Task description: Quote every line as given.

---+---

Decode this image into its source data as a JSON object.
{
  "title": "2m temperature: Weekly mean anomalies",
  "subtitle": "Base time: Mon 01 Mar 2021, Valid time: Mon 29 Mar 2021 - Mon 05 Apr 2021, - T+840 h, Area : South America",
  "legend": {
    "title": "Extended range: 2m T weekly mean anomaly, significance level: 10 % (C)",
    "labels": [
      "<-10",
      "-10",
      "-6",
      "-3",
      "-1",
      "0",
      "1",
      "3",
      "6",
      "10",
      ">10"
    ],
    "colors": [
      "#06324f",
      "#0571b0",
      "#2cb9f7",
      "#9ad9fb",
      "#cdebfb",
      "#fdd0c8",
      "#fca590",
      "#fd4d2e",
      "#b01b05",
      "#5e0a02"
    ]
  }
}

---+---

Solution to this task:
Decode this image into its source data as a JSON object.
{
  "title": "2m temperature: Weekly mean anomalies",
  "subtitle": "Base time: Mon 01 Mar 2021, Valid time: Mon 29 Mar 2021 - Mon 05 Apr 2021, - T+840 h, Area : South America",
  "legend": {
    "title": "Extended range: 2m T weekly mean anomaly, significance level: 10 % (C)",
    "labels": [
      "<-10",
      "-10",
      "-6",
      "-3",
      "-1",
      "0",
      "1",
      "3",
      "6",
      "10",
      ">10"
    ],
    "colors": [
      "#06324f",
      "#0571b0",
      "#2cb9f7",
      "#9ad9fb",
      "#cdebfb",
      "#fdd0c8",
      "#fca590",
      "#fd4d2e",
      "#b01b05",
      "#5e0a02"
    ]
  }
}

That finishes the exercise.